Records shown:

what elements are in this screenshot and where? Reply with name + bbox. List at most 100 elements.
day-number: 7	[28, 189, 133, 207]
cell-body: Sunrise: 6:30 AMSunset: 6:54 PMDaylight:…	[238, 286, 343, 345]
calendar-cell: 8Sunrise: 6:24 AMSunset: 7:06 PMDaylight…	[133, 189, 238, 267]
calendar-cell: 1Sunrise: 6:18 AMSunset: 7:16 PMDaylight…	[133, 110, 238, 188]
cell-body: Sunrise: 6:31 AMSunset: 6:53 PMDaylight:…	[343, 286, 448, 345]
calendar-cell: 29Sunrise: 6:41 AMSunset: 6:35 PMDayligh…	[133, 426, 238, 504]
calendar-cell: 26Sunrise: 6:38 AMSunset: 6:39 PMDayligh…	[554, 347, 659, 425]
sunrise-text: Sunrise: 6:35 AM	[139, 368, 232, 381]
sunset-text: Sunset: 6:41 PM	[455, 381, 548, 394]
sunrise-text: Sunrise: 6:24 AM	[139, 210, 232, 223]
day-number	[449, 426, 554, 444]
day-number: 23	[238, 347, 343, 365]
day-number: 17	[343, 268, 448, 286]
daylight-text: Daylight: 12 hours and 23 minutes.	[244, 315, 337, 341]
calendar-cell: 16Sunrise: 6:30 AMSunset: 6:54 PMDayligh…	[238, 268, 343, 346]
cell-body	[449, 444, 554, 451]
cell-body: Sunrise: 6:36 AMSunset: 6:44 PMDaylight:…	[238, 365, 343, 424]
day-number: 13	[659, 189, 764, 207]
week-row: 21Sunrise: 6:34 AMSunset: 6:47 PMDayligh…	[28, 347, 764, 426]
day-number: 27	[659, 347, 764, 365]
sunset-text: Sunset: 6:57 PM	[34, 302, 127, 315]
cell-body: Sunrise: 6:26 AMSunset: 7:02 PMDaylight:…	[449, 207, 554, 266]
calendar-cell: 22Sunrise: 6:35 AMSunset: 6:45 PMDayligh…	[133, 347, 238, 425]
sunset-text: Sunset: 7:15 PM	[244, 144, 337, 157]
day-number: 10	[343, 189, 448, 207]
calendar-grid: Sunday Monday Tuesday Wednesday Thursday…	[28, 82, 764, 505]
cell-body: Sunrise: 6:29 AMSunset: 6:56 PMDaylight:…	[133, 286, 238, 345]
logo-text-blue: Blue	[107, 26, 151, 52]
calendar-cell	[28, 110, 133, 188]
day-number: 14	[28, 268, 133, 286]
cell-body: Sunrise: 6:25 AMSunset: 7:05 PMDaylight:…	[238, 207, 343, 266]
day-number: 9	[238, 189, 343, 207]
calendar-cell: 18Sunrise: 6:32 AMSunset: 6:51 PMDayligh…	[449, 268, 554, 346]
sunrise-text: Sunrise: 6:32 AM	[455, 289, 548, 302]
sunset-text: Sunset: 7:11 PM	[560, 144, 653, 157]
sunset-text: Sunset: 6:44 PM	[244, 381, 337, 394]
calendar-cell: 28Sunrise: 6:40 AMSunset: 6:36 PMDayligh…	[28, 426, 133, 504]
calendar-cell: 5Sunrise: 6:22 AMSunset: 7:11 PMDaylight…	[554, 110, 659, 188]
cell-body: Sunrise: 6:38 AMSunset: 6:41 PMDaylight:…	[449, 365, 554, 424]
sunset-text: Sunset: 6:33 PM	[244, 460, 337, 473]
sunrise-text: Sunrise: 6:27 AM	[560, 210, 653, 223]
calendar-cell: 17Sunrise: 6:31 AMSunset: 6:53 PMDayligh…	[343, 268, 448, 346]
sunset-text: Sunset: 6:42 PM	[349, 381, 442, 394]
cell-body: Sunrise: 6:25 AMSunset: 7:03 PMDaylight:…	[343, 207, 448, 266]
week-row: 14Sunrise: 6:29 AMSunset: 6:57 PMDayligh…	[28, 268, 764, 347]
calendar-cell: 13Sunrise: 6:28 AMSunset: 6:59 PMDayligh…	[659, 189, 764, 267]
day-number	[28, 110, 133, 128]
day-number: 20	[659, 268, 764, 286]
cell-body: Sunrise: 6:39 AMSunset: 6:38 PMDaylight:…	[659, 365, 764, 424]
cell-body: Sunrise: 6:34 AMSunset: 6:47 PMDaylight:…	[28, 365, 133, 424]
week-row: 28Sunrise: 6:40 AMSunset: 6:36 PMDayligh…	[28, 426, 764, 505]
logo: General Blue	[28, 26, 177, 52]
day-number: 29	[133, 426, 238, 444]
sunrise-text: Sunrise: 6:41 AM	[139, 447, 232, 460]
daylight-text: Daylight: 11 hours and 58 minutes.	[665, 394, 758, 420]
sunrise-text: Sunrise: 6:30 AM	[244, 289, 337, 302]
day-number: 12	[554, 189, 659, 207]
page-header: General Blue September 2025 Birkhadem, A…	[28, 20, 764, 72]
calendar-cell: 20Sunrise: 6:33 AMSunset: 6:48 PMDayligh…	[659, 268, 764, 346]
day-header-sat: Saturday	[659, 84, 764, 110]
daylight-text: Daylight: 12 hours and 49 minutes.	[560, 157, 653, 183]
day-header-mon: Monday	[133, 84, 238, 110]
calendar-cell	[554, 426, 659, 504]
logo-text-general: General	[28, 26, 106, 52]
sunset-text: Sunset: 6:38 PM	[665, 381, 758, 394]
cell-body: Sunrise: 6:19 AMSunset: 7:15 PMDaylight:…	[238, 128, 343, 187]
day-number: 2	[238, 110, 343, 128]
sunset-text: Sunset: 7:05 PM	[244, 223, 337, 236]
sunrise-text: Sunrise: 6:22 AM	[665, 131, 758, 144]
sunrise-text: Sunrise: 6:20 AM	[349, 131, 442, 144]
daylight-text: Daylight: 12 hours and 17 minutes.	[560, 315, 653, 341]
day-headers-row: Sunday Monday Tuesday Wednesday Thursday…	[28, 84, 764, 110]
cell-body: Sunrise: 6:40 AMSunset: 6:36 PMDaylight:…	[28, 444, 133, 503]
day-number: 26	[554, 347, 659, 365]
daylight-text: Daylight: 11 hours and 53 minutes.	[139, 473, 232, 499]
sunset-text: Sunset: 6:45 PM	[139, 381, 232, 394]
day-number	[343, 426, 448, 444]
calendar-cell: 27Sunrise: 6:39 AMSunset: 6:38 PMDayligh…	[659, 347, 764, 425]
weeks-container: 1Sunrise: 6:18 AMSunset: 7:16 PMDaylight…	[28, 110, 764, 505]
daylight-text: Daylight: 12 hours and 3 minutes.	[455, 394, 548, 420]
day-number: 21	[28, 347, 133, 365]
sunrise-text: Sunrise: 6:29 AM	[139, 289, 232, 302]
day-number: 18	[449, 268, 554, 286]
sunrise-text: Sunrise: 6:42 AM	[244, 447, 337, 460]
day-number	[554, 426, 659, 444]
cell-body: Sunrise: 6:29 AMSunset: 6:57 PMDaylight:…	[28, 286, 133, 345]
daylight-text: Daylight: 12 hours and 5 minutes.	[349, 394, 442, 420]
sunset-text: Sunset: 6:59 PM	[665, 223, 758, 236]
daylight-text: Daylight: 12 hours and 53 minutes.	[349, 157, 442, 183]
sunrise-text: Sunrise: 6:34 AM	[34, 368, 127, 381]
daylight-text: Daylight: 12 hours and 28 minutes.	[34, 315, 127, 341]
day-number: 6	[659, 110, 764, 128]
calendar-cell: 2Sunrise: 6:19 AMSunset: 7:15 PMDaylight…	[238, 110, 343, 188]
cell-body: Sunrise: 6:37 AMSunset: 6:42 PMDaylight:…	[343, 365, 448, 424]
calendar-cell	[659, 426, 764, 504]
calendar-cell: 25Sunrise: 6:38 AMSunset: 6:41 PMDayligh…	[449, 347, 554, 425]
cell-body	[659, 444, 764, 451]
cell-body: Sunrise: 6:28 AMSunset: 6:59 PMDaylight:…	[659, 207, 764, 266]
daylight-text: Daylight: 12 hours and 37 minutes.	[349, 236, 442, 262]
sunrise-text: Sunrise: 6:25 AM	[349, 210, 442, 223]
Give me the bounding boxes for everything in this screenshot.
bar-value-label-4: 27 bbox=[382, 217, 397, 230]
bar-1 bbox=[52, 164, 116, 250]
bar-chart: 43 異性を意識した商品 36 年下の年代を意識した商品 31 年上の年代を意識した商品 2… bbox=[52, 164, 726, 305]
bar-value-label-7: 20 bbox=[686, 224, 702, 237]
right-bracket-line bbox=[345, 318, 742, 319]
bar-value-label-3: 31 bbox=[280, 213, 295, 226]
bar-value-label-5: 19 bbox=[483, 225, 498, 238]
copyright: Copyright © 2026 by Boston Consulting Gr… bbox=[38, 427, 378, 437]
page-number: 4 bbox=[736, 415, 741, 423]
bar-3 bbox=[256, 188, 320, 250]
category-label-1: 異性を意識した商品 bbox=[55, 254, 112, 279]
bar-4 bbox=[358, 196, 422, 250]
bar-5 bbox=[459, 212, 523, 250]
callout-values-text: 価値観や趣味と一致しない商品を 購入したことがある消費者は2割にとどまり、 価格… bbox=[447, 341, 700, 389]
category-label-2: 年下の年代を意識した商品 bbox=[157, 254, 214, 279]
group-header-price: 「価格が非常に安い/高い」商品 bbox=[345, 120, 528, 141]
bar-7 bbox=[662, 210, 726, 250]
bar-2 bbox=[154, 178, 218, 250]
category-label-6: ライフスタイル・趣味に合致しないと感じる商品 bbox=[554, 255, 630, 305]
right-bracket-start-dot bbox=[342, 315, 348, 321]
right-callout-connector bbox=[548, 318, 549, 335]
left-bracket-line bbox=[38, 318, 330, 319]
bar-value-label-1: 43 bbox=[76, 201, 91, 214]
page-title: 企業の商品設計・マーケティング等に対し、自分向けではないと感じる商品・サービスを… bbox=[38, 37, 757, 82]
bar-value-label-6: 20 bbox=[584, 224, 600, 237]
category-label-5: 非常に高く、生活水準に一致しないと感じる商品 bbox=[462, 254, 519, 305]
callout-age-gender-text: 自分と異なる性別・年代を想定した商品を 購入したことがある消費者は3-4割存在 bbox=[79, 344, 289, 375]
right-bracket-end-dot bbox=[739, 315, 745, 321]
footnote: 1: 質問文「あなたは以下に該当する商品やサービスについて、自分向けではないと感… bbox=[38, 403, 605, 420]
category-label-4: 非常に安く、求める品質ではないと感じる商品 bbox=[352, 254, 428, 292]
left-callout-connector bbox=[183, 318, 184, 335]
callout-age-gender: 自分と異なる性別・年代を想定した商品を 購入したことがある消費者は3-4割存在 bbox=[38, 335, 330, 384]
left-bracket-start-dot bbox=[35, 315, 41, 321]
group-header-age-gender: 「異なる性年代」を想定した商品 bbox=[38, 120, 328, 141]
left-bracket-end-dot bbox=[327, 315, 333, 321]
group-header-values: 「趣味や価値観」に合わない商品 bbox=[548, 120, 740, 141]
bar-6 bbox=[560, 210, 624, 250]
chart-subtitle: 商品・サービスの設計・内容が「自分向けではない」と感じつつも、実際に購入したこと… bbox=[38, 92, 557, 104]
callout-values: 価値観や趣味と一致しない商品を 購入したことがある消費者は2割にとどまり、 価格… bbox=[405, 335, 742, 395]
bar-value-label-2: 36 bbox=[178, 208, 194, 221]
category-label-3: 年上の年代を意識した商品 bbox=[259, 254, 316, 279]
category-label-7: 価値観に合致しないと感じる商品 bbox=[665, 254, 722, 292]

Task brief:
Copy word for word the lines of the records from the very first line through the line that contains "cell-body: Sunrise: 6:26", including both ends.

Solution to this exercise:
what elements are in this screenshot and where? Reply with name + bbox. List at most 100 elements.
day-number: 7	[28, 189, 133, 207]
cell-body: Sunrise: 6:30 AMSunset: 6:54 PMDaylight:…	[238, 286, 343, 345]
calendar-cell: 8Sunrise: 6:24 AMSunset: 7:06 PMDaylight…	[133, 189, 238, 267]
calendar-cell: 1Sunrise: 6:18 AMSunset: 7:16 PMDaylight…	[133, 110, 238, 188]
cell-body: Sunrise: 6:31 AMSunset: 6:53 PMDaylight:…	[343, 286, 448, 345]
calendar-cell: 29Sunrise: 6:41 AMSunset: 6:35 PMDayligh…	[133, 426, 238, 504]
calendar-cell: 26Sunrise: 6:38 AMSunset: 6:39 PMDayligh…	[554, 347, 659, 425]
sunrise-text: Sunrise: 6:35 AM	[139, 368, 232, 381]
sunset-text: Sunset: 6:41 PM	[455, 381, 548, 394]
sunrise-text: Sunrise: 6:24 AM	[139, 210, 232, 223]
day-number	[449, 426, 554, 444]
day-number: 23	[238, 347, 343, 365]
day-number: 17	[343, 268, 448, 286]
daylight-text: Daylight: 12 hours and 23 minutes.	[244, 315, 337, 341]
calendar-cell: 16Sunrise: 6:30 AMSunset: 6:54 PMDayligh…	[238, 268, 343, 346]
cell-body	[449, 444, 554, 451]
cell-body: Sunrise: 6:36 AMSunset: 6:44 PMDaylight:…	[238, 365, 343, 424]
day-number: 13	[659, 189, 764, 207]
week-row: 21Sunrise: 6:34 AMSunset: 6:47 PMDayligh…	[28, 347, 764, 426]
day-number: 27	[659, 347, 764, 365]
sunset-text: Sunset: 6:57 PM	[34, 302, 127, 315]
cell-body: Sunrise: 6:26 AMSunset: 7:02 PMDaylight:…	[449, 207, 554, 266]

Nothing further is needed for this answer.